- [Exercise aim]: Put the lines of all the records below into a numbered list, leaving out blank lines and the pictures.

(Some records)
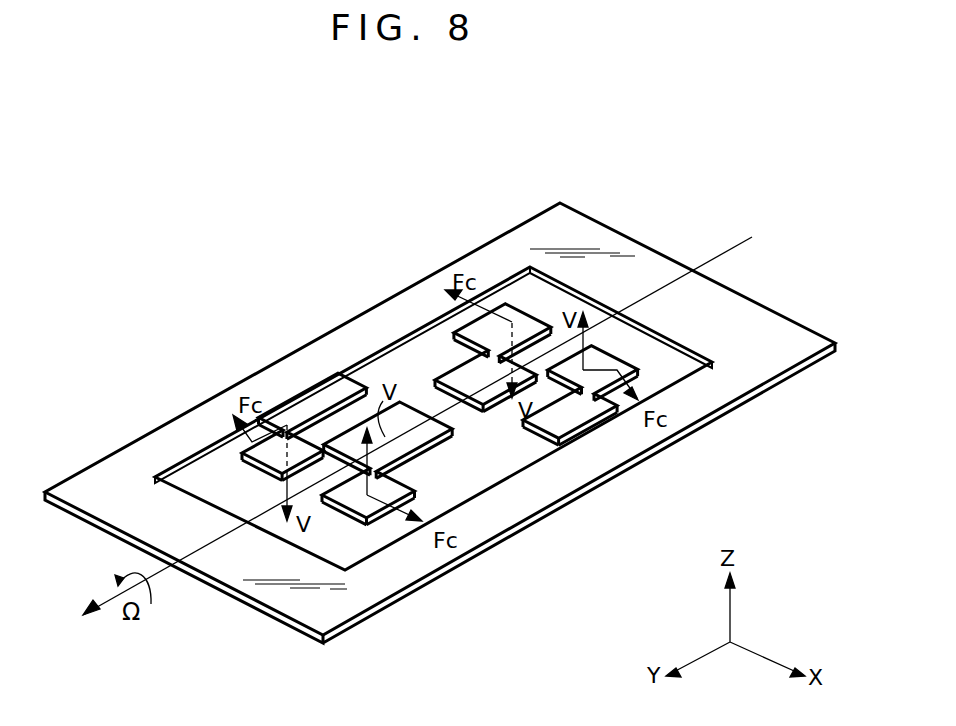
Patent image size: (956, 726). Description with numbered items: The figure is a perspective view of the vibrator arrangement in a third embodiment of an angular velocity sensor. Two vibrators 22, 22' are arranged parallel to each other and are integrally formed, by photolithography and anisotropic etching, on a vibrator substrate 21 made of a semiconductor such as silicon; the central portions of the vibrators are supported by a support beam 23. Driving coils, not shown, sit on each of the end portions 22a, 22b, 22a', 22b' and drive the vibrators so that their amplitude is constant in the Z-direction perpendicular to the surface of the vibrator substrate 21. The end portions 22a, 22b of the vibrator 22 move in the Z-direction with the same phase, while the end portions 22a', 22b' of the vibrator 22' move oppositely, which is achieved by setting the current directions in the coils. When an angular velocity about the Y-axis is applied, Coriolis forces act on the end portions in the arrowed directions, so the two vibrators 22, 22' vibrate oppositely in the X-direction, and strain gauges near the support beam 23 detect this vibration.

The vibrator substrate 21 is at (786, 334).
The vibrator 22 is at (658, 441).
The end portion of vibrator 22a is at (693, 409).
The end portion of vibrator 22b is at (396, 526).
The vibrator 22' is at (432, 294).
The end portion of vibrator 22a' is at (505, 269).
The end portion of vibrator 22b' is at (219, 426).
The support beam 23 is at (385, 352).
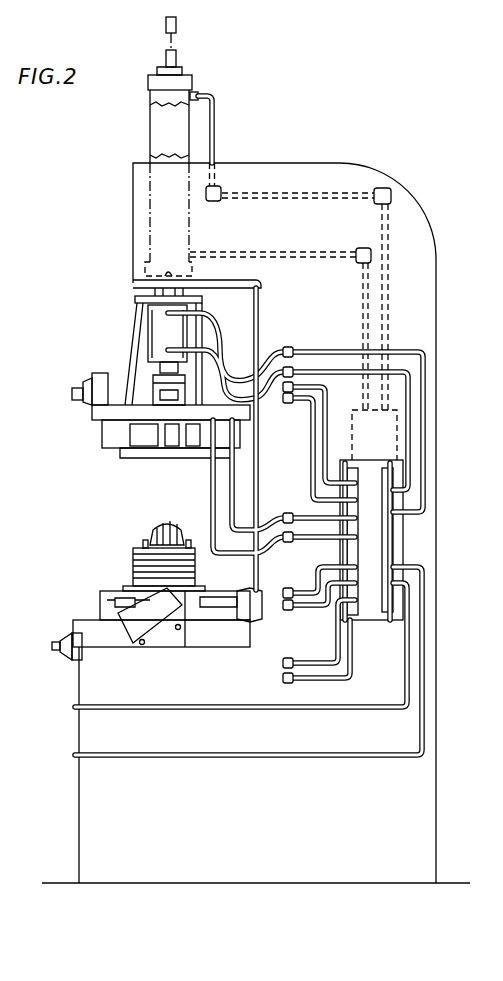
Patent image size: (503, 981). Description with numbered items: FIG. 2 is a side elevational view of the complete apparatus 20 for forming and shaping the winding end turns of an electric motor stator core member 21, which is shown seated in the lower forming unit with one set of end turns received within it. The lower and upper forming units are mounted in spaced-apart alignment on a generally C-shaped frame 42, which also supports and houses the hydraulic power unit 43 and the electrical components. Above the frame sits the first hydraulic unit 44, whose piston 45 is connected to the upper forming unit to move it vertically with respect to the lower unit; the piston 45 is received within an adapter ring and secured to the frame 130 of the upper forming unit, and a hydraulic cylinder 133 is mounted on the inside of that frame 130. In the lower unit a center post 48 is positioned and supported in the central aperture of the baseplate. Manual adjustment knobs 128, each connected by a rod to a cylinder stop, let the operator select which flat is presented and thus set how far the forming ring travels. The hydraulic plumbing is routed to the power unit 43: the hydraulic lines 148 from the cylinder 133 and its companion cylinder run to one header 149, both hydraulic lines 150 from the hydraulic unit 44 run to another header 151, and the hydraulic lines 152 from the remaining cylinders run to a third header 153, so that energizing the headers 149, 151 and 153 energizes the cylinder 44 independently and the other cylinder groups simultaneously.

- [Full output]:
1. Patent image size: (956, 726). Description with numbered items: The figure is a perspective view of the vibrator arrangement in a third embodiment of an angular velocity sensor. Two vibrators 22, 22' are arranged parallel to each other and are integrally formed, by photolithography and anisotropic etching, on a vibrator substrate 21 made of a semiconductor such as silicon; the central portions of the vibrators are supported by a support beam 23. Driving coils, not shown, sit on each of the end portions 22a, 22b, 22a', 22b' and drive the vibrators so that their amplitude is constant in the Z-direction perpendicular to the surface of the vibrator substrate 21. The end portions 22a, 22b of the vibrator 22 move in the Z-direction with the same phase, while the end portions 22a', 22b' of the vibrator 22' move oppositely, which is achieved by setting the current directions in the coils. When an angular velocity about the Y-axis is applied, Coriolis forces act on the end portions in the arrowed directions, so the two vibrators 22, 22' vibrate oppositely in the X-direction, and strain gauges near the support beam 23 detect this vibration.
2. The vibrator substrate 21 is at (786, 334).
3. The vibrator 22 is at (658, 441).
4. The end portion of vibrator 22a is at (693, 409).
5. The end portion of vibrator 22b is at (396, 526).
6. The vibrator 22' is at (432, 294).
7. The end portion of vibrator 22a' is at (505, 269).
8. The end portion of vibrator 22b' is at (219, 426).
9. The support beam 23 is at (385, 352).
10. Patent image size: (503, 981). Description with numbered items: FIG. 2 is a side elevational view of the complete apparatus 20 for forming and shaping the winding end turns of an electric motor stator core member 21, which is shown seated in the lower forming unit with one set of end turns received within it. The lower and upper forming units are mounted in spaced-apart alignment on a generally C-shaped frame 42, which also supports and houses the hydraulic power unit 43 and the electrical components. Above the frame sits the first hydraulic unit 44, whose piston 45 is connected to the upper forming unit to move it vertically with respect to the lower unit; the piston 45 is received within an adapter ring and secured to the frame 130 of the upper forming unit, and a hydraulic cylinder 133 is mounted on the inside of that frame 130. In the lower unit a center post 48 is positioned and supported in the central aperture of the baseplate. Manual adjustment knobs 128, each connected by a rod to a cylinder stop, let the operator select which flat is presented and thus set how far the forming ring travels. The hydraulic plumbing is routed to the power unit 43: the hydraulic lines 148 from the cylinder 133 and its companion cylinder run to one header 149, both hydraulic lines 150 from the hydraulic unit 44 run to another header 151, and the hydraulic lines 152 from the remaining cylinders run to a third header 153, so that energizing the headers 149, 151 and 153 energizes the cylinder 44 independently and the other cylinder groups simultaneously.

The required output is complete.